begin

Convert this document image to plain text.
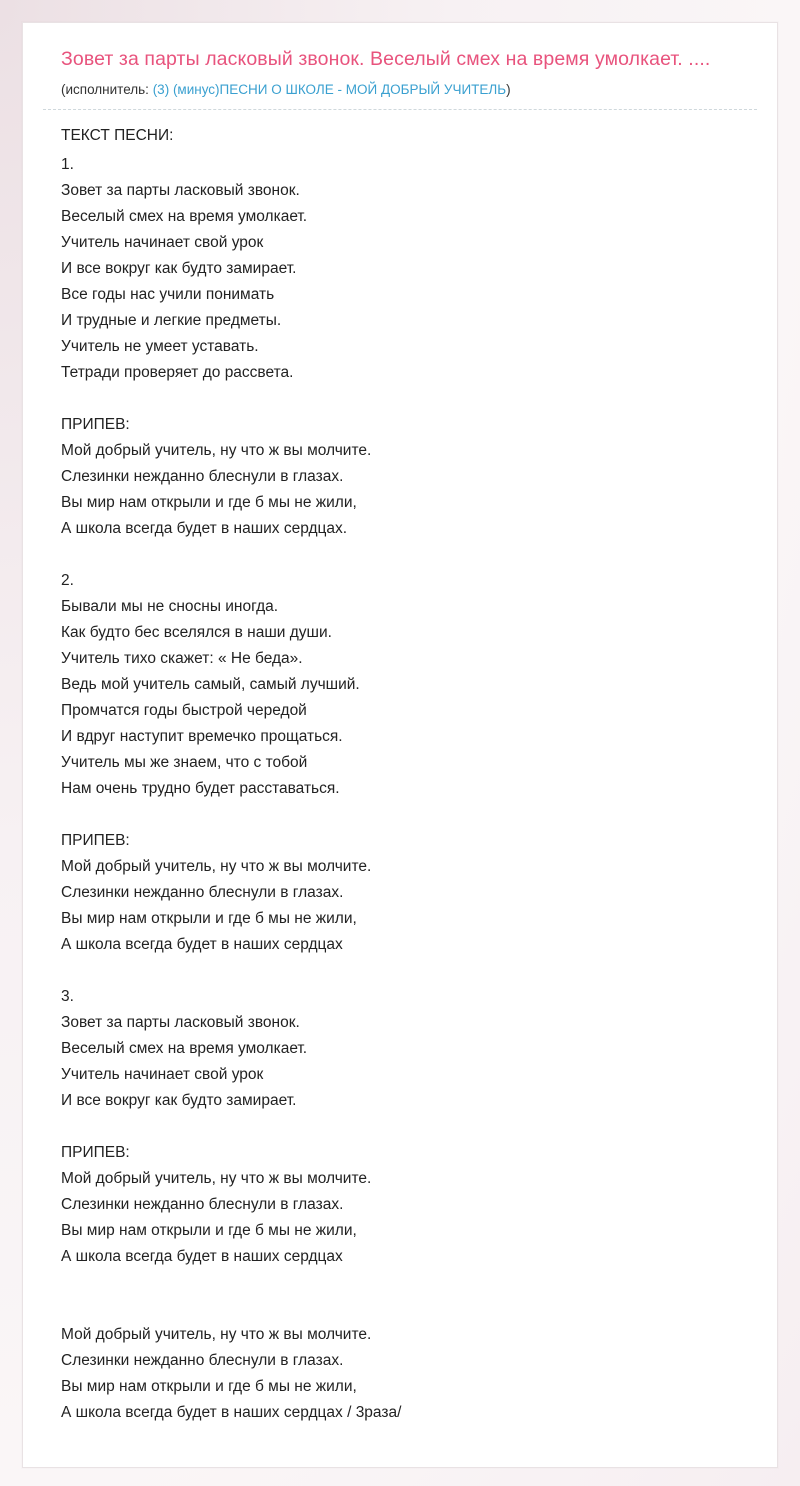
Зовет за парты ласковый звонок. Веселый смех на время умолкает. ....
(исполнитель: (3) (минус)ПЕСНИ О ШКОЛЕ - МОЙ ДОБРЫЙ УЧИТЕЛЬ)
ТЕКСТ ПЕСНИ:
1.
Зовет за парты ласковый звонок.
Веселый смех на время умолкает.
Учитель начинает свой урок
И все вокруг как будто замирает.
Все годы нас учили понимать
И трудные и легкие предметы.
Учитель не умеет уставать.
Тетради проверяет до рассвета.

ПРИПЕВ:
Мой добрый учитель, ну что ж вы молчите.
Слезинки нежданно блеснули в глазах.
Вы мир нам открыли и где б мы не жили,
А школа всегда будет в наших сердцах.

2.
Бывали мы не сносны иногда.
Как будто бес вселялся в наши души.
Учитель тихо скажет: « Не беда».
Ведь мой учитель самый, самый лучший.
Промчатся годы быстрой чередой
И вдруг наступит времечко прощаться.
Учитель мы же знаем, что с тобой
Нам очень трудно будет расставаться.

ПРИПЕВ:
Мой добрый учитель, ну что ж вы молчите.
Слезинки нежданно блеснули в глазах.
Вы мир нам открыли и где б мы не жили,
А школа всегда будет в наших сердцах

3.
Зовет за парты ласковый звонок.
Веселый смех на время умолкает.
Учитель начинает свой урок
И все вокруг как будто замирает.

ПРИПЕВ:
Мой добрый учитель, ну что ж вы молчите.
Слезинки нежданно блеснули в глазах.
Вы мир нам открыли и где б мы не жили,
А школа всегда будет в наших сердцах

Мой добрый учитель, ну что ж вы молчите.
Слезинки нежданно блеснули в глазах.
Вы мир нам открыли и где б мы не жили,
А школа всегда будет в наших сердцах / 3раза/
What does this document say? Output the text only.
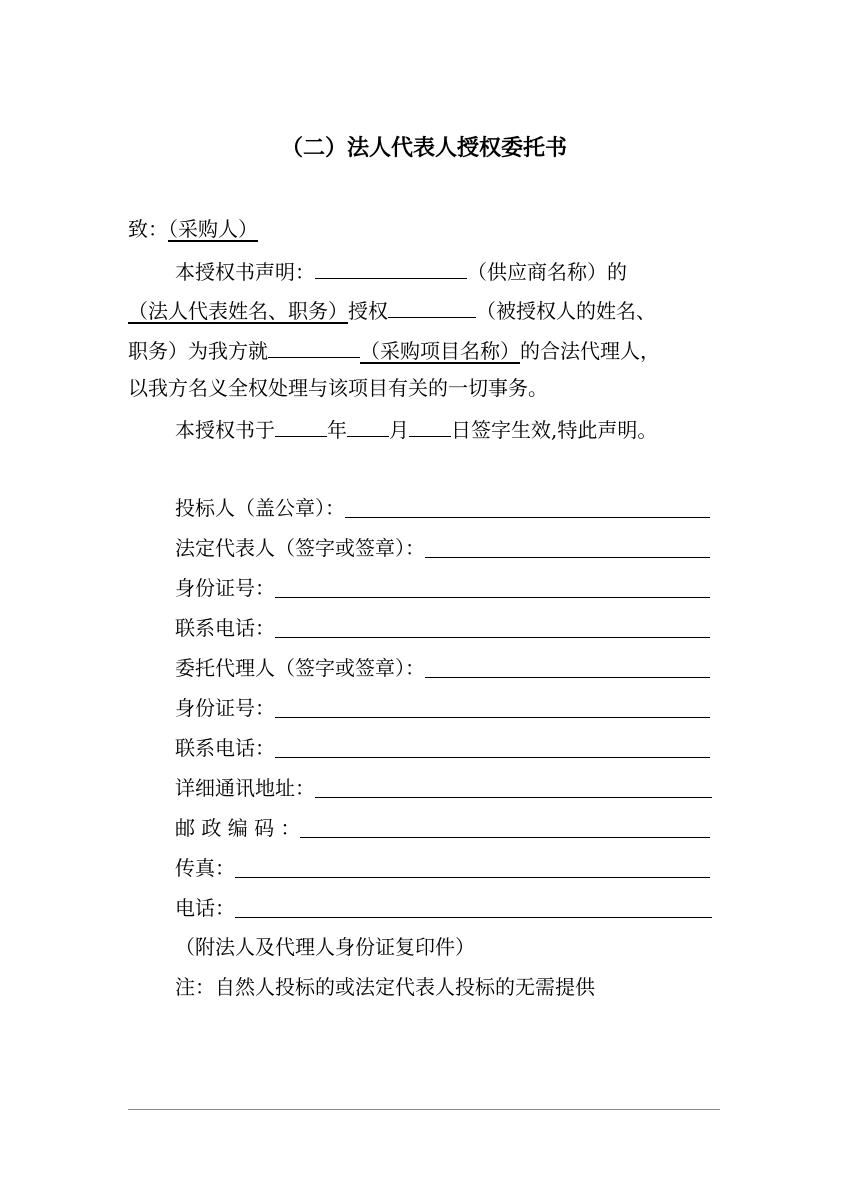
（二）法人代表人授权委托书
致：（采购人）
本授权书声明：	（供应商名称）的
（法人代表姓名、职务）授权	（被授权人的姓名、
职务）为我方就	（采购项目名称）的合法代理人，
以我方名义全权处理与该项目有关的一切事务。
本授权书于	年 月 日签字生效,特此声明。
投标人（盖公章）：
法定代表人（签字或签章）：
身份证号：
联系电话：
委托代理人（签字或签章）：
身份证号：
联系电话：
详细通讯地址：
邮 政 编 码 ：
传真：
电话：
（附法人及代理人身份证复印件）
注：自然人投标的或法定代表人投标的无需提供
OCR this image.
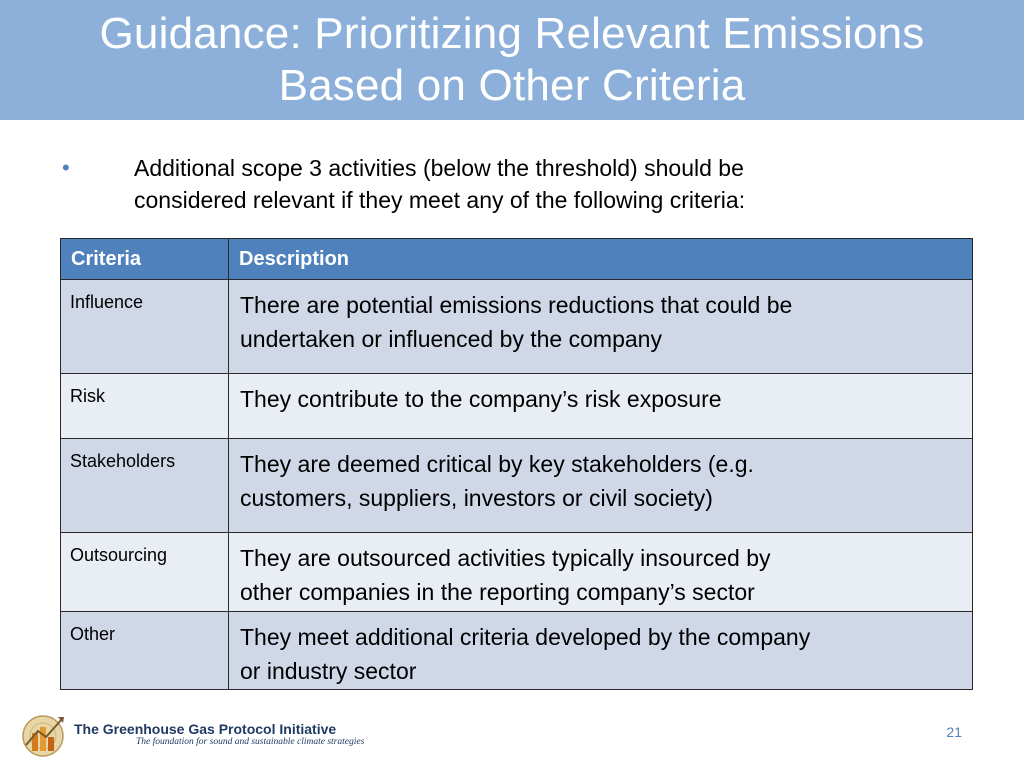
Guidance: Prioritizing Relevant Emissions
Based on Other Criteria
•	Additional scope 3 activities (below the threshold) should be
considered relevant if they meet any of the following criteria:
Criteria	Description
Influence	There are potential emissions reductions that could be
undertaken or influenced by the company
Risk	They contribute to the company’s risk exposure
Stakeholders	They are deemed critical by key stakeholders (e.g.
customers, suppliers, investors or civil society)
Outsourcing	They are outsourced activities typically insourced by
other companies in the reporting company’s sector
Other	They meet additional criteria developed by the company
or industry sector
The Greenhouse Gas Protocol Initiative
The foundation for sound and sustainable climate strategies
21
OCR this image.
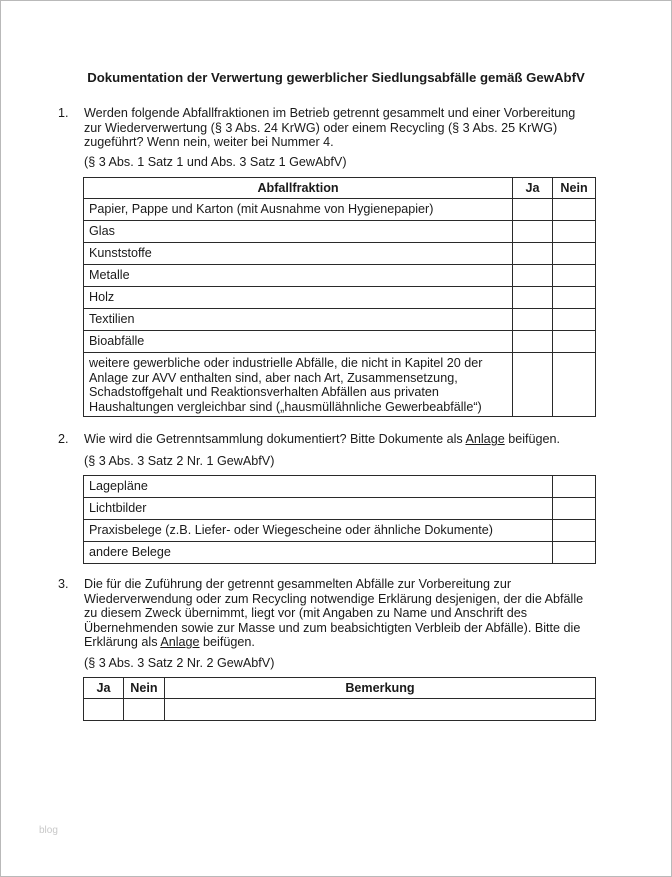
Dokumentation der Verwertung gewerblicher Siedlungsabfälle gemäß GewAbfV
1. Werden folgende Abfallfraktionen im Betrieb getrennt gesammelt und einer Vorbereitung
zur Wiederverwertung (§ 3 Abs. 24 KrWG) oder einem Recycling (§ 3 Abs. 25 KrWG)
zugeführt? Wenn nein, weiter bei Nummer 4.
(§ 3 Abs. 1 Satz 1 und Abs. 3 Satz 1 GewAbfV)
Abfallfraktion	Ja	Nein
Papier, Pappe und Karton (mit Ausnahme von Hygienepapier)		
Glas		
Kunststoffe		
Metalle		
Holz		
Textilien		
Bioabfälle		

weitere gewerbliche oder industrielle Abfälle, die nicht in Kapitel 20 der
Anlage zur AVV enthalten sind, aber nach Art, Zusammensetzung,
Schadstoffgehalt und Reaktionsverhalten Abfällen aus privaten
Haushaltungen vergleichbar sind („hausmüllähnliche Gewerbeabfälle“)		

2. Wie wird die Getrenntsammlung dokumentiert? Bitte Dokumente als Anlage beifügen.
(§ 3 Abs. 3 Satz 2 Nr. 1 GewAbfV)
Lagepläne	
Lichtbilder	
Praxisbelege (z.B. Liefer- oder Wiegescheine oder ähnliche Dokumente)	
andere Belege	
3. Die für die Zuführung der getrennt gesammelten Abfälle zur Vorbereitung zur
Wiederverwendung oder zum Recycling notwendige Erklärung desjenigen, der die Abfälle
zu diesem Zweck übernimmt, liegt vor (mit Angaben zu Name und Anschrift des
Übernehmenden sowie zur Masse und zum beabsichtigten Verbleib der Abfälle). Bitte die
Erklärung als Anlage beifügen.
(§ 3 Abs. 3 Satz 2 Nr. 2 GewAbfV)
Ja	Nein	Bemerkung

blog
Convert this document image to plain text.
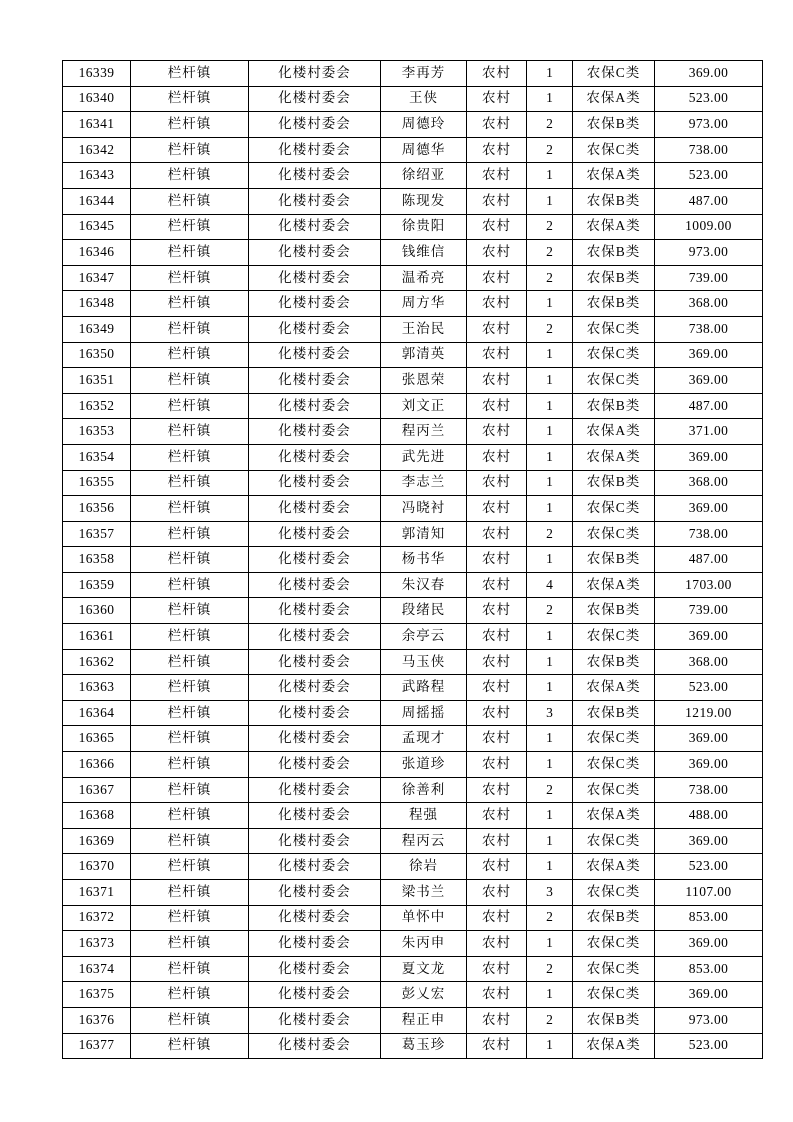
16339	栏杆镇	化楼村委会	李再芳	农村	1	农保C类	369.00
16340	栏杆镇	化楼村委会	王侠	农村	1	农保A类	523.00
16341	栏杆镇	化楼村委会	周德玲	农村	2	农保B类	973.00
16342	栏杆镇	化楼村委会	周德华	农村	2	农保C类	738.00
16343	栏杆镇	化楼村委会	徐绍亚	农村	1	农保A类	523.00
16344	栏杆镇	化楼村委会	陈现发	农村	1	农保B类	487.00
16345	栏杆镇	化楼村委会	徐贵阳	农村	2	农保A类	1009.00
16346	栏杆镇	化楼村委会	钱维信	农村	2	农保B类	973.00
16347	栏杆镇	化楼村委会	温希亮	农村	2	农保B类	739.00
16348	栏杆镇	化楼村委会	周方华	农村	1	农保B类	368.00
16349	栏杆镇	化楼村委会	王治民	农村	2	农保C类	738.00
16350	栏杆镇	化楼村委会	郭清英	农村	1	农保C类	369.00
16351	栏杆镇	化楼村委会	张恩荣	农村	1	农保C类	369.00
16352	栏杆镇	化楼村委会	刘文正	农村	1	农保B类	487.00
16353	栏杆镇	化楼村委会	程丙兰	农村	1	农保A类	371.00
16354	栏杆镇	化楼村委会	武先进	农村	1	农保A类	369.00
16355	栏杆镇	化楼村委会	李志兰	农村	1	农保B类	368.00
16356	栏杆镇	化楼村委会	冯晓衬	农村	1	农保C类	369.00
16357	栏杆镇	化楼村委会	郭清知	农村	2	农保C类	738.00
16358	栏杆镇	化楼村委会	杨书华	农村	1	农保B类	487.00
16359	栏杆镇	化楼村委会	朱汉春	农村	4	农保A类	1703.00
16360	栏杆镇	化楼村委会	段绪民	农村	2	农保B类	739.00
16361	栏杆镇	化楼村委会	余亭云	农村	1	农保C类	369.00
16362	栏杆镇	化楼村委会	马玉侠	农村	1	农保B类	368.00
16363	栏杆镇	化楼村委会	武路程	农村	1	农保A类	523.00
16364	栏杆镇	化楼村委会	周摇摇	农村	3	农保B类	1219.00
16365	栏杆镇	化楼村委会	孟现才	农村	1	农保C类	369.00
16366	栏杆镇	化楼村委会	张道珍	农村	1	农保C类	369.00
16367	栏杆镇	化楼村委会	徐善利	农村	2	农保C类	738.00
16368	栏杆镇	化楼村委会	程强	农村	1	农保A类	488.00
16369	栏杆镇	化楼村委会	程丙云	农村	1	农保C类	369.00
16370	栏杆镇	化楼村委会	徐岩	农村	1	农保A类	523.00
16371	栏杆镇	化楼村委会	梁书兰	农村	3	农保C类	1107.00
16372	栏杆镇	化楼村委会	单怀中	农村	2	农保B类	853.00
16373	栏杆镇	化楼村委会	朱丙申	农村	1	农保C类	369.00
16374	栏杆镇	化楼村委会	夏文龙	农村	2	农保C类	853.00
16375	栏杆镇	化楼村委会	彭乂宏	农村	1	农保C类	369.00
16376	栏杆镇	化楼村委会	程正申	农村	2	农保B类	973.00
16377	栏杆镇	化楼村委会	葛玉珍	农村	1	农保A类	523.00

end

• [Given problem] Look through the entries above and list every line containing "годы".

• [Exercise solution]
Все годы нас учили понимать
Промчатся годы быстрой чередой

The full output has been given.